■ Assignment ■
In the entries below, find every line with the string "this" and copy it.

■ Available records ■
------------------------------
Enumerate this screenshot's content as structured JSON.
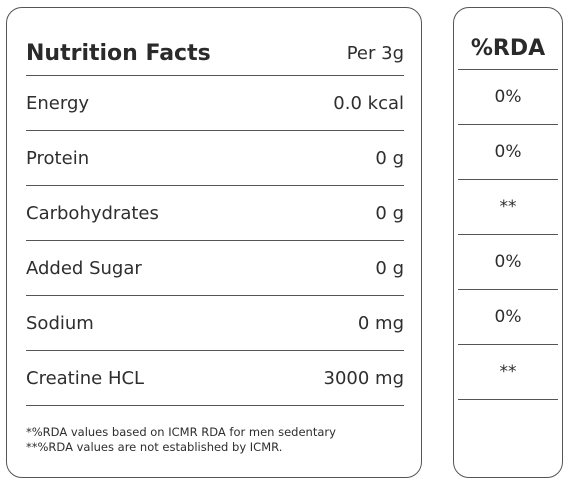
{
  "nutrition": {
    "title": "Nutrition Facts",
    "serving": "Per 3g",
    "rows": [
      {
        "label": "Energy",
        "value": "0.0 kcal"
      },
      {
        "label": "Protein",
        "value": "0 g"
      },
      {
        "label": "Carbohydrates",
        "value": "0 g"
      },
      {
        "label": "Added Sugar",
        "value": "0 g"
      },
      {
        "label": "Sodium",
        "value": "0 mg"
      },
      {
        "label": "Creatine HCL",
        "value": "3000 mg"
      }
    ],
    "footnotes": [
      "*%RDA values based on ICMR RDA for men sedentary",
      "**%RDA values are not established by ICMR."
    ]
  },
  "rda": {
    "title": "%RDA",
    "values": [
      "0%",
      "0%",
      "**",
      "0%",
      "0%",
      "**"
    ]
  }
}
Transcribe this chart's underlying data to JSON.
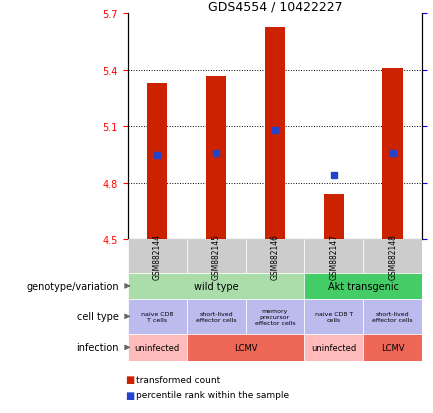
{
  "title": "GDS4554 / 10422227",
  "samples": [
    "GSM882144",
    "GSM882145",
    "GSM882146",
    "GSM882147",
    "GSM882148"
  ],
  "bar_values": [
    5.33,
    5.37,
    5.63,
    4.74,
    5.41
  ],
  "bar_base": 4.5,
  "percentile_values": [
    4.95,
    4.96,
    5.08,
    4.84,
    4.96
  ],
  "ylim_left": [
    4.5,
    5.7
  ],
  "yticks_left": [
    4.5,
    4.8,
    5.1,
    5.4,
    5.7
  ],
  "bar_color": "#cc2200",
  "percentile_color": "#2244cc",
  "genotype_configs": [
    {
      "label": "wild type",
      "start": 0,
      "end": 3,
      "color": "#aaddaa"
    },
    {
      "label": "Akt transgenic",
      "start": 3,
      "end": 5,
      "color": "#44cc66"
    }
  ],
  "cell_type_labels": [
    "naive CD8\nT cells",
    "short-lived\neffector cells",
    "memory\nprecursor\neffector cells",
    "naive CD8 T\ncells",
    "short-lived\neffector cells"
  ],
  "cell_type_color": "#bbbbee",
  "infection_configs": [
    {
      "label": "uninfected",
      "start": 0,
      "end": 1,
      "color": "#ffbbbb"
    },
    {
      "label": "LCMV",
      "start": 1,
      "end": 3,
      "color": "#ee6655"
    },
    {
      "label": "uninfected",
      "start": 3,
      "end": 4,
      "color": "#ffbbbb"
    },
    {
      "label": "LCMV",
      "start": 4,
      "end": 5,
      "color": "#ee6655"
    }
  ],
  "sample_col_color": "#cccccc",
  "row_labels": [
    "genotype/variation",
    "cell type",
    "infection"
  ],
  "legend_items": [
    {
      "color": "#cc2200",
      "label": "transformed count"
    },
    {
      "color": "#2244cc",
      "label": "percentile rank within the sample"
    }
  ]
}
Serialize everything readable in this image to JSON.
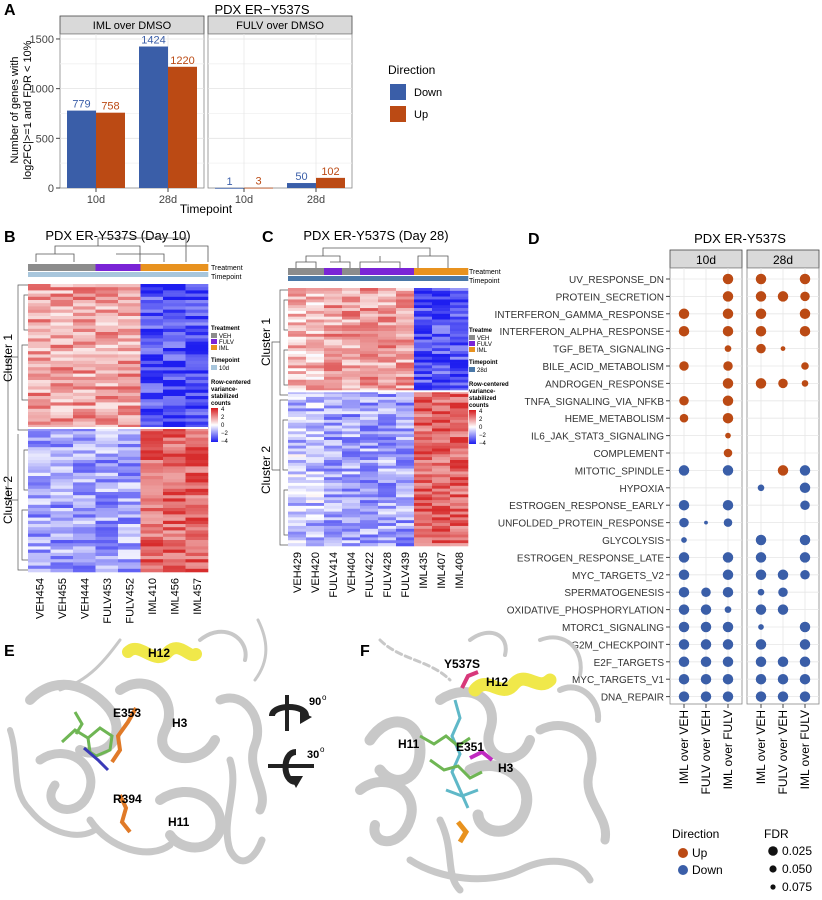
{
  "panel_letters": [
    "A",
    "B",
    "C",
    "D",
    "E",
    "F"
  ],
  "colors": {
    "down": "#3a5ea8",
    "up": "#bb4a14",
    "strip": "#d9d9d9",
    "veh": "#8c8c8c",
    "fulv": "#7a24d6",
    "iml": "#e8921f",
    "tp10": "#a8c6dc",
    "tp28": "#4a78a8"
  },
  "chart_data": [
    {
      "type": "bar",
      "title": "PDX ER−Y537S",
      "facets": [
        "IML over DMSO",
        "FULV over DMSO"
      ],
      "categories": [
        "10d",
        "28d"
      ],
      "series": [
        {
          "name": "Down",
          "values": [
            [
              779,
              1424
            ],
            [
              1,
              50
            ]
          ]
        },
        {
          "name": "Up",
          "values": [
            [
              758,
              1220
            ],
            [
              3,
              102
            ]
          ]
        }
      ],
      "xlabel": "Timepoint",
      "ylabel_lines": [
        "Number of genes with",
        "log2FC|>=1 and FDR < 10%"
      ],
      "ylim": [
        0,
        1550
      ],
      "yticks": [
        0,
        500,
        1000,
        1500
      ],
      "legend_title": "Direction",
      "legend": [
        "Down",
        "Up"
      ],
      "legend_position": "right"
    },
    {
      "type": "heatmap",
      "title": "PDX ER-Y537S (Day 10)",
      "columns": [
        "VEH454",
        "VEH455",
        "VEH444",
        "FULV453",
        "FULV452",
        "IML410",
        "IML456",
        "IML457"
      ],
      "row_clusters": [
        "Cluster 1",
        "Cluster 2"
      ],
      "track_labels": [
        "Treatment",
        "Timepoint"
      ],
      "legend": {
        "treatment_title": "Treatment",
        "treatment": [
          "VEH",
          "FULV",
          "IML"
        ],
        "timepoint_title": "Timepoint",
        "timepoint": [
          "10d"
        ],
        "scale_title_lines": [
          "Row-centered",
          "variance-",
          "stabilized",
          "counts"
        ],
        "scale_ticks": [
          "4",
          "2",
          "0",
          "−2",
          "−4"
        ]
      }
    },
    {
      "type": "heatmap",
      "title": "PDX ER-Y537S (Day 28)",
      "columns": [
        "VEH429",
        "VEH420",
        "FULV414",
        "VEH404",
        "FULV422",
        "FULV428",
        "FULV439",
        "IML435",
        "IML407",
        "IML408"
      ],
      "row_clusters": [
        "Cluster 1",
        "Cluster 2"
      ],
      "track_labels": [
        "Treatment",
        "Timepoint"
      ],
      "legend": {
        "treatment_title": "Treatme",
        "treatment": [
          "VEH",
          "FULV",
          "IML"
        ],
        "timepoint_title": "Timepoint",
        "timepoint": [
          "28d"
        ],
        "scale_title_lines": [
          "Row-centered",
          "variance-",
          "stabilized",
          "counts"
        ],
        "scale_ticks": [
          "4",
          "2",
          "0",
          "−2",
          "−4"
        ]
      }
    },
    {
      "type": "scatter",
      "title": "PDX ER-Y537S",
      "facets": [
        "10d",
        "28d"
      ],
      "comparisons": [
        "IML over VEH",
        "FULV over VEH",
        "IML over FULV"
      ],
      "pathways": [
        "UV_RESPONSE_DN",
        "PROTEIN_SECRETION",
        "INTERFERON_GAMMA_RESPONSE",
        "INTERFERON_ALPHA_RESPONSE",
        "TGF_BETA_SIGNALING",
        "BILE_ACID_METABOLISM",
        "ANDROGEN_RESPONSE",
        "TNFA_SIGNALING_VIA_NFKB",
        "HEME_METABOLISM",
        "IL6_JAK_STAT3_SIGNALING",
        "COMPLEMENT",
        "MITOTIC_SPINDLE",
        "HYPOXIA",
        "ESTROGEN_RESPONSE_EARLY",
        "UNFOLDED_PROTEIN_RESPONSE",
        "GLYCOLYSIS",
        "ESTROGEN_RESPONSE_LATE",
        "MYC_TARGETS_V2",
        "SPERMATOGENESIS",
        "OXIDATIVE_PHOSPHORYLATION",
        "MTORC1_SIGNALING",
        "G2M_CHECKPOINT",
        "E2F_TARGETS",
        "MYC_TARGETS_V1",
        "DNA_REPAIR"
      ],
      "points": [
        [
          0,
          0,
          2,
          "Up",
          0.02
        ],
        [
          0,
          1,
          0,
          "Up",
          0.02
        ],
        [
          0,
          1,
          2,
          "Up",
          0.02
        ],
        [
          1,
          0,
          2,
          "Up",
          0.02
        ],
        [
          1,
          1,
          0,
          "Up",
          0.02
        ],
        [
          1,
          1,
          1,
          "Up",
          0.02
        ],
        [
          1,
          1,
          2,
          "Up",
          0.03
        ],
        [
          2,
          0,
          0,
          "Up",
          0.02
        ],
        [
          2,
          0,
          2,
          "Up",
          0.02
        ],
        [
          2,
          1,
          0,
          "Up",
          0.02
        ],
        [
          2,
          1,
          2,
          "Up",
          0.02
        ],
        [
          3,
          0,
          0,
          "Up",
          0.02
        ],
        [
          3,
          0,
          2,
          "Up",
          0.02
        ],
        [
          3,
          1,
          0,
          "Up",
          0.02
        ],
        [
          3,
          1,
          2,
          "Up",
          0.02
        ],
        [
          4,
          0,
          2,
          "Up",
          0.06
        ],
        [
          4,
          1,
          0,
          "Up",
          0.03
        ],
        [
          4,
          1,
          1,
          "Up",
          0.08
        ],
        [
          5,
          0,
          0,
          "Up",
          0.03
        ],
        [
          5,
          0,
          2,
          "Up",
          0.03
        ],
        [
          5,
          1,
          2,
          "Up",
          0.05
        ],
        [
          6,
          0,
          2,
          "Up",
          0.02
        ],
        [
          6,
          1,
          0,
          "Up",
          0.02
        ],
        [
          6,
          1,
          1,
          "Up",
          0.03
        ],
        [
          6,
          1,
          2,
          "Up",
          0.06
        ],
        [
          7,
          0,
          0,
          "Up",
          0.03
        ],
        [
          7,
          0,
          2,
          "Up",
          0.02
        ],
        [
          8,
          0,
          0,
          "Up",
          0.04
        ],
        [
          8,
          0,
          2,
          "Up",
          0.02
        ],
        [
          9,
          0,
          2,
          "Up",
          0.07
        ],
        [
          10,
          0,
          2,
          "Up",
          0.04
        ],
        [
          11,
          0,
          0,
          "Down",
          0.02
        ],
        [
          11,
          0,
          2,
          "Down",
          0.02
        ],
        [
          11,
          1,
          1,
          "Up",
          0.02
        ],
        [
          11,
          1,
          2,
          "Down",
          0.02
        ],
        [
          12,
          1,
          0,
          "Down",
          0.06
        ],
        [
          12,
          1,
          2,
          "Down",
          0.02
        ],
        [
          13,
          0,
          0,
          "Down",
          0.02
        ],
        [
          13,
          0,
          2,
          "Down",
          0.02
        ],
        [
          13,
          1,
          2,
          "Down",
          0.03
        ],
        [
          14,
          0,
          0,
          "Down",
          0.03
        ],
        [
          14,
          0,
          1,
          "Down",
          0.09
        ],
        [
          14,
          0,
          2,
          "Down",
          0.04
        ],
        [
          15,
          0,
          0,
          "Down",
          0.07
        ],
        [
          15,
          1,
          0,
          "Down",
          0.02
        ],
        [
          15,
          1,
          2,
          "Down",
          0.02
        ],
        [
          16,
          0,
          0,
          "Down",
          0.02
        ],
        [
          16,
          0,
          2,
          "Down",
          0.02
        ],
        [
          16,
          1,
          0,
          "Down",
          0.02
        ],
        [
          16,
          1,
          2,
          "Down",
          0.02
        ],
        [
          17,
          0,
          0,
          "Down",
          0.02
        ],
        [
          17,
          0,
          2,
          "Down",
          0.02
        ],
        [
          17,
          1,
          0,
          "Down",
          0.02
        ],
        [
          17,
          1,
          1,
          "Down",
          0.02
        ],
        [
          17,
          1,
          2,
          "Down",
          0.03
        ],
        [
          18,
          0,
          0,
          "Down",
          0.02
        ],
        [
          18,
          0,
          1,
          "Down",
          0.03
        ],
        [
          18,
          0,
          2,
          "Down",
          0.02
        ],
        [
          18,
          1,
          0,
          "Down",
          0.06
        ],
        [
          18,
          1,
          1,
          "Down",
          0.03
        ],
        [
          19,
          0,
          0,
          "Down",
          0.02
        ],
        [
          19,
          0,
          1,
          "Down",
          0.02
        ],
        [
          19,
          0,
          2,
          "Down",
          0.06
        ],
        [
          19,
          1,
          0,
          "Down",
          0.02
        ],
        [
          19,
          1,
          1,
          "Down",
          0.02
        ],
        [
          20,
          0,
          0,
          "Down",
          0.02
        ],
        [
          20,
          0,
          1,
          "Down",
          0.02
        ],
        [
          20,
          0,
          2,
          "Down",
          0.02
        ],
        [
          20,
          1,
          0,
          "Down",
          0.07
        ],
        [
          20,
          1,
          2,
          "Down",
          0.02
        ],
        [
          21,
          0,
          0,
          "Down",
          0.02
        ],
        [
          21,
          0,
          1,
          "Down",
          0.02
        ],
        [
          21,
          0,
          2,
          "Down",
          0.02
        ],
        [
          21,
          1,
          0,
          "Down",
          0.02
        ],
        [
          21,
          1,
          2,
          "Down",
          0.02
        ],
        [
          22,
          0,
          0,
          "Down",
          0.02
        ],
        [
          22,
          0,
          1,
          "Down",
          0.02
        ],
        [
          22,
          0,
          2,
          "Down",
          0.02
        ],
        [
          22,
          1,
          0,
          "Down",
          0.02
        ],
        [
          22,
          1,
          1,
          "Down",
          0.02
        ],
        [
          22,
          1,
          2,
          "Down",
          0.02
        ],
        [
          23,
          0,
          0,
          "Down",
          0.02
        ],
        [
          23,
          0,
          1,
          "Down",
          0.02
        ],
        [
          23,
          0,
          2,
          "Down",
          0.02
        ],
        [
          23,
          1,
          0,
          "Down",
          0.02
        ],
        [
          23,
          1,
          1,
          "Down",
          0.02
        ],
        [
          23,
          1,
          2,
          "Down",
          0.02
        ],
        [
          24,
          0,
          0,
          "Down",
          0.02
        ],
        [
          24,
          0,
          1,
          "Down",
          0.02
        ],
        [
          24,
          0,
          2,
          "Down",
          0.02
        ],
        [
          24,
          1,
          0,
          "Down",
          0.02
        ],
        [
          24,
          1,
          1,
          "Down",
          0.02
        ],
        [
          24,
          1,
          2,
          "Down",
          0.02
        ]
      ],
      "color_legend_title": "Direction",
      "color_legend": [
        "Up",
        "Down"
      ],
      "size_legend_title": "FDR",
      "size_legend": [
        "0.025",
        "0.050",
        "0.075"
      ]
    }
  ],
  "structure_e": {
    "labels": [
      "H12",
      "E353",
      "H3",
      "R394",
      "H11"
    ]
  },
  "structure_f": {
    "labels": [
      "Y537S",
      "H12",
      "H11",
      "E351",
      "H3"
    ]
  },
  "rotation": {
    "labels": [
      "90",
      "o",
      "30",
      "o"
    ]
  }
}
------------------------------
■ Reply ■
Enumerate this screenshot's content as structured JSON.
Transcribe this chart's underlying data to JSON.
Serialize everything readable in this image to JSON.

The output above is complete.